■ **To be done**: Tally the lines containing the word "this" and give the total alone.

---------------

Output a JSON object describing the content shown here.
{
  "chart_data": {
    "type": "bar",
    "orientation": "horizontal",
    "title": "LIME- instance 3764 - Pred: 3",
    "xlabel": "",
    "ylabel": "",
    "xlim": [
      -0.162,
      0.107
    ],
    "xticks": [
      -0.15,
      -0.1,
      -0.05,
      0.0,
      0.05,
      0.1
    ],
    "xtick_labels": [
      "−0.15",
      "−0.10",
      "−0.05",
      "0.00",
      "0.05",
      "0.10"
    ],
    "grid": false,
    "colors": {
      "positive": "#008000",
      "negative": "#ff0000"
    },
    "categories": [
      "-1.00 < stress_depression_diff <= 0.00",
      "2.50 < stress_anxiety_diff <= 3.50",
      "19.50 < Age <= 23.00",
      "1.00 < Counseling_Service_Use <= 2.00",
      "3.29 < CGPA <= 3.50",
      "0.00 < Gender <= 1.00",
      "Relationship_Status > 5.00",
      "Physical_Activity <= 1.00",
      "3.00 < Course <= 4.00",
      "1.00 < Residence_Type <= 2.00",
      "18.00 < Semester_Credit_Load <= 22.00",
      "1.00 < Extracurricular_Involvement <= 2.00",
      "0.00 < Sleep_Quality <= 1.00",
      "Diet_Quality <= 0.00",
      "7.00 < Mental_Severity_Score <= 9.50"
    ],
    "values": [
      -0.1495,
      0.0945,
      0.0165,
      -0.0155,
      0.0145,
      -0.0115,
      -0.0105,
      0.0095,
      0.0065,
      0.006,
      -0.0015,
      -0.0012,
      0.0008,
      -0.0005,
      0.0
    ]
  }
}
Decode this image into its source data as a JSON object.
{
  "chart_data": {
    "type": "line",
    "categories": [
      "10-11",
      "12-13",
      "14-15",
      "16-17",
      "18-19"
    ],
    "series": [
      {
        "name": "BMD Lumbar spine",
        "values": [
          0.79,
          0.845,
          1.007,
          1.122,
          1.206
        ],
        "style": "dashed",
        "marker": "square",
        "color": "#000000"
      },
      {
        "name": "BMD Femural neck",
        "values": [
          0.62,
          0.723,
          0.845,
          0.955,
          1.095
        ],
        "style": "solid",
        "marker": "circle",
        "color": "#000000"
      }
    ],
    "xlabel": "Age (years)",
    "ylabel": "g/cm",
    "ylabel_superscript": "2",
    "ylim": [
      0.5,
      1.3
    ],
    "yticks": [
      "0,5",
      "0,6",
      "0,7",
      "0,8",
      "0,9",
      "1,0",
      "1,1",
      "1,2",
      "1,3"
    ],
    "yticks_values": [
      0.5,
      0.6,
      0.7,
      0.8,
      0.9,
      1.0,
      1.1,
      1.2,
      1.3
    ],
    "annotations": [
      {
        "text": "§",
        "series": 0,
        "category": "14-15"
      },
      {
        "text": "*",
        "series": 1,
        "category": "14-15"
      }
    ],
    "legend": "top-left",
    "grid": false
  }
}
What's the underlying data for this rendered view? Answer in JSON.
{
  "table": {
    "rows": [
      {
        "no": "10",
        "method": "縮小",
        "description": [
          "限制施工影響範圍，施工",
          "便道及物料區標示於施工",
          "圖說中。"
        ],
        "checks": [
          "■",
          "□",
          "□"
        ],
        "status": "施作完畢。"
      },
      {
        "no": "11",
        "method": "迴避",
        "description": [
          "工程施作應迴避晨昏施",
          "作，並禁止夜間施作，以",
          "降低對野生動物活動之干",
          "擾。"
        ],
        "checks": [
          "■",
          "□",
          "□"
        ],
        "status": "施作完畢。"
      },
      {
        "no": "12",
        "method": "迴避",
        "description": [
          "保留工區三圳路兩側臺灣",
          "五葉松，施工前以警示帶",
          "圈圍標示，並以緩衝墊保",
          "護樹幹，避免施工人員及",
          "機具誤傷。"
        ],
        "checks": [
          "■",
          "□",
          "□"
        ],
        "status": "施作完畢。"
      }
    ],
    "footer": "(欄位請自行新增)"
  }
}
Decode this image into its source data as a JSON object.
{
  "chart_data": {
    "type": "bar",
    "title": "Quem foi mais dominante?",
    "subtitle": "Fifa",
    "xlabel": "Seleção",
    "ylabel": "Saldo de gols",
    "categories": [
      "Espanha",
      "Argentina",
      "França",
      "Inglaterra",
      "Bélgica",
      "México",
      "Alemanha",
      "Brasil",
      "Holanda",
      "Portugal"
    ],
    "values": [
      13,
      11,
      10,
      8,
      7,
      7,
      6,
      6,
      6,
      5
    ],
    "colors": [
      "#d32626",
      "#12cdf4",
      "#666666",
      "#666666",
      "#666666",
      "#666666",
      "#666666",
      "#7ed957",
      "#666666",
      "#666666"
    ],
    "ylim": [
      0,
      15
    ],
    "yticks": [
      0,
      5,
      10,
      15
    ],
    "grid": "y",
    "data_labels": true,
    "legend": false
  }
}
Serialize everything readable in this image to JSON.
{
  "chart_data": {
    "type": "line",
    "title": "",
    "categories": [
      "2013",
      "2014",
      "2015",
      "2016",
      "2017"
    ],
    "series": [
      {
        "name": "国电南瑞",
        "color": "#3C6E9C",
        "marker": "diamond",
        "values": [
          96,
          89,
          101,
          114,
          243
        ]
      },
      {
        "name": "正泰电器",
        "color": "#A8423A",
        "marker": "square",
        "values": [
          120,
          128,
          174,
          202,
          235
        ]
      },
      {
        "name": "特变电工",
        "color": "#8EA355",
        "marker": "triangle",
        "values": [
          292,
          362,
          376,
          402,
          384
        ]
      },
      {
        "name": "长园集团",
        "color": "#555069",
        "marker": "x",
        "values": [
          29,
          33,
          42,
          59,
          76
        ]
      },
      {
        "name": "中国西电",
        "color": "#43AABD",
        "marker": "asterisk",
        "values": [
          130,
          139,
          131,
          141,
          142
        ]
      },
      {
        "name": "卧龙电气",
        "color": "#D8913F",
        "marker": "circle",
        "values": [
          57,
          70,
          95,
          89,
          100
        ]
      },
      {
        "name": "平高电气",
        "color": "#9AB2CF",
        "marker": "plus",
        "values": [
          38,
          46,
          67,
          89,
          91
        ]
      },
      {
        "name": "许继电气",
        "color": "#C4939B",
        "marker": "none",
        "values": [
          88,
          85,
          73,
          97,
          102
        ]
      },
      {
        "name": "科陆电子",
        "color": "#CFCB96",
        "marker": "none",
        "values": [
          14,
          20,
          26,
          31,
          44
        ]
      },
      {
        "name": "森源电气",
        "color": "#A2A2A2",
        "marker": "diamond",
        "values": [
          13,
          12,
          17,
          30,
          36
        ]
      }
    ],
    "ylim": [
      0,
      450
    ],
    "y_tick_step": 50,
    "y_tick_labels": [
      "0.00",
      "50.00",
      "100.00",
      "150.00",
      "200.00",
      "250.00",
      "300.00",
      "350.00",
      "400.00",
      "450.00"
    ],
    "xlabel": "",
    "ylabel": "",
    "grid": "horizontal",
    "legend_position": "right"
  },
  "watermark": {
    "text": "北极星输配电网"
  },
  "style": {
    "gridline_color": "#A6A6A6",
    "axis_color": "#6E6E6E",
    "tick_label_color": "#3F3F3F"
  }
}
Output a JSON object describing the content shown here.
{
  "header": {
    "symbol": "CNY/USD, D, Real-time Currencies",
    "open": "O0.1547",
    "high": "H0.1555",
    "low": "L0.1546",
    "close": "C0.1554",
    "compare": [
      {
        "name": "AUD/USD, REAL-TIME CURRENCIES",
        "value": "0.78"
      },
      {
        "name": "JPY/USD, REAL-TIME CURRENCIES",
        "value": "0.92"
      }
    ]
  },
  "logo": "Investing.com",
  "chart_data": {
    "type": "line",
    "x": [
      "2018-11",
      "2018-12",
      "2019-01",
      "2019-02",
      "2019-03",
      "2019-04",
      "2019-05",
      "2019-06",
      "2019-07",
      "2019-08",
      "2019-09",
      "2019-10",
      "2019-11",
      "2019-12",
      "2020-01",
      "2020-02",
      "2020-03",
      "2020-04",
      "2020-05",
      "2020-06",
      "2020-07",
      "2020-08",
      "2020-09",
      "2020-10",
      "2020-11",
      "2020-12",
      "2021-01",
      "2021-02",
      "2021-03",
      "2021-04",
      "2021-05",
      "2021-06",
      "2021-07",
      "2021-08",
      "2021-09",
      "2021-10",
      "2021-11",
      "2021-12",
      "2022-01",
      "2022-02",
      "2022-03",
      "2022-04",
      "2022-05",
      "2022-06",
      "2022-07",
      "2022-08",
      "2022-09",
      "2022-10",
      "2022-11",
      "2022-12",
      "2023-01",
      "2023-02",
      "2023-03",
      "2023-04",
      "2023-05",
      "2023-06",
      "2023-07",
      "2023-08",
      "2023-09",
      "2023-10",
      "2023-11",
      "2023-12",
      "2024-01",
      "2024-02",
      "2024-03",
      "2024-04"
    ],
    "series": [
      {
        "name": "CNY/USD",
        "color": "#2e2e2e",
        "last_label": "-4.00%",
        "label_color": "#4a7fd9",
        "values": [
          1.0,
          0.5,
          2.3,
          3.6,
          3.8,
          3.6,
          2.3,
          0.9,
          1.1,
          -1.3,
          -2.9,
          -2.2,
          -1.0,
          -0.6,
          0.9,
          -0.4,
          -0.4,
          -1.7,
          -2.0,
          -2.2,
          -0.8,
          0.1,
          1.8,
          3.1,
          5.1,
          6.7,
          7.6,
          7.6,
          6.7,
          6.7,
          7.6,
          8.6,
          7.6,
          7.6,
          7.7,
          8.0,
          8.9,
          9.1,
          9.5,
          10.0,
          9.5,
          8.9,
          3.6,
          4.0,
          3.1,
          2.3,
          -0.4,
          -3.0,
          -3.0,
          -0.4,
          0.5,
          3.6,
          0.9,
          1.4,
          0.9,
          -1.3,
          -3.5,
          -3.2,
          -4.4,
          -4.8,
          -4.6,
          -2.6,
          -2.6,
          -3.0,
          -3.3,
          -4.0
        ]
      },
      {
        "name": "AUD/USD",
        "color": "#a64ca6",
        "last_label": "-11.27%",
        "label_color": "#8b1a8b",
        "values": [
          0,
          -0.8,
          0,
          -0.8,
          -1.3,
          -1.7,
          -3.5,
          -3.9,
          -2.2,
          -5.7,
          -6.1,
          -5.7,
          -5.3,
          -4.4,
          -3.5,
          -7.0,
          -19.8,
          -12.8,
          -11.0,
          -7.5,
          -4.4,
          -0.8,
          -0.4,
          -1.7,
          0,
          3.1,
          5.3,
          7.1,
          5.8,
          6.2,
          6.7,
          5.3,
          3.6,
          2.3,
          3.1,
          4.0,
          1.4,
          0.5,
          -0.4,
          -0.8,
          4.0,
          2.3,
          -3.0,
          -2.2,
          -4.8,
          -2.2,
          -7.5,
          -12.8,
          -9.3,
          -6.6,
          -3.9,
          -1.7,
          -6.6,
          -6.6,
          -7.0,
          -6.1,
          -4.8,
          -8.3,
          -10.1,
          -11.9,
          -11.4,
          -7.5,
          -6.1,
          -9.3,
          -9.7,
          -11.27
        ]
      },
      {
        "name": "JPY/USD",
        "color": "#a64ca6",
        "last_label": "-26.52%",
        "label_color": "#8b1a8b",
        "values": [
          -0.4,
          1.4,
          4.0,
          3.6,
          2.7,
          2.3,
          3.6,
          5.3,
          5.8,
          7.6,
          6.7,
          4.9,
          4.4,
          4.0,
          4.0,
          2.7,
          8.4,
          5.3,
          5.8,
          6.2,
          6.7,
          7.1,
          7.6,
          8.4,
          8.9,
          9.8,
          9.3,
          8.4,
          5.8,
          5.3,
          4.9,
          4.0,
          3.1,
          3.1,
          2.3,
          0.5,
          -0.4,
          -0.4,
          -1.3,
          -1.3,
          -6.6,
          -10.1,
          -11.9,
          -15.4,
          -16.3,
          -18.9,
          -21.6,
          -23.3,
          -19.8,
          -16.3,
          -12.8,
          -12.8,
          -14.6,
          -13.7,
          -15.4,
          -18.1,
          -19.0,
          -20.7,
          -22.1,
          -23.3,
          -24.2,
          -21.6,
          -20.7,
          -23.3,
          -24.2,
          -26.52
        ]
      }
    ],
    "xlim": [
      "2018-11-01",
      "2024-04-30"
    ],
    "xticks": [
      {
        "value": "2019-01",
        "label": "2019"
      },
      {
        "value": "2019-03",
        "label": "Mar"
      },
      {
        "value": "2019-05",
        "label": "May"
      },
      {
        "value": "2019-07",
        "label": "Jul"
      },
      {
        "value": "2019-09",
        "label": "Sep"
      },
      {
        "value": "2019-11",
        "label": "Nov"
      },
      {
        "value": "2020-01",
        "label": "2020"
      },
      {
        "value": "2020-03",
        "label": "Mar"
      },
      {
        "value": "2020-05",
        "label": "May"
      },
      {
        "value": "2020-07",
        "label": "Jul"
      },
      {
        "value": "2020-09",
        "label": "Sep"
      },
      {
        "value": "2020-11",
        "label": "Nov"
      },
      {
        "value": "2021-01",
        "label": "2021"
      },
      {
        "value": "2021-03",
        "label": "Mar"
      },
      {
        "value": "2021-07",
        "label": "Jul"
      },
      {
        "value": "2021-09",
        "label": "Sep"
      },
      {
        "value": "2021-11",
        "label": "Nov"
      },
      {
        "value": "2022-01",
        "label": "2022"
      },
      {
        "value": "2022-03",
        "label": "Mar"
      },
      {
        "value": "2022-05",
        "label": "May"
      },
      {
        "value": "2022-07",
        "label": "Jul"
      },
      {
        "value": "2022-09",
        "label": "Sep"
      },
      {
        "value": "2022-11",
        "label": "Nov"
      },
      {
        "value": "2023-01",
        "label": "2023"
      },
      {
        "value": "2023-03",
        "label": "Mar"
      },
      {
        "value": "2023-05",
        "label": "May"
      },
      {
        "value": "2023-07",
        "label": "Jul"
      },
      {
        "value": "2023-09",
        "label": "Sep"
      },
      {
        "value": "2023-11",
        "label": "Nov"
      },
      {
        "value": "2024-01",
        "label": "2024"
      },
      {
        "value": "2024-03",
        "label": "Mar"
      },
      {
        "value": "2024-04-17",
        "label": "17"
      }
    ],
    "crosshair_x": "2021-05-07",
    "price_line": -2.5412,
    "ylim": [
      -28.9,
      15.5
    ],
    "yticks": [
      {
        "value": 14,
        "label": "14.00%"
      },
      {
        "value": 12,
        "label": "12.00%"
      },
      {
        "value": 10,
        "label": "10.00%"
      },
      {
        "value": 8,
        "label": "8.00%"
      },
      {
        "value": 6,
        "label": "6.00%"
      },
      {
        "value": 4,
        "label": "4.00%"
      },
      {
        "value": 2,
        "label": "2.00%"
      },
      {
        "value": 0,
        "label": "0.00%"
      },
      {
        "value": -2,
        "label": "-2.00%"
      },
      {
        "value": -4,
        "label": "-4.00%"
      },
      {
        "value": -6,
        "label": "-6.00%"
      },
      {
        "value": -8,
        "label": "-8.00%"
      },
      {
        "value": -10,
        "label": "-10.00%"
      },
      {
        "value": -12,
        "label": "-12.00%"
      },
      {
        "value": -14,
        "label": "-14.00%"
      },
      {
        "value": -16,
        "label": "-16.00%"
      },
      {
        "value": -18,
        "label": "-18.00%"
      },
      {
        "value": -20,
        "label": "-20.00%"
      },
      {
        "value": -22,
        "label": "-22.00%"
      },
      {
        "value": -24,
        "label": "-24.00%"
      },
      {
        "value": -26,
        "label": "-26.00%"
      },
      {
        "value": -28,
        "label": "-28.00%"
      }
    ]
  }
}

---------------

■ **Exercise output**: 4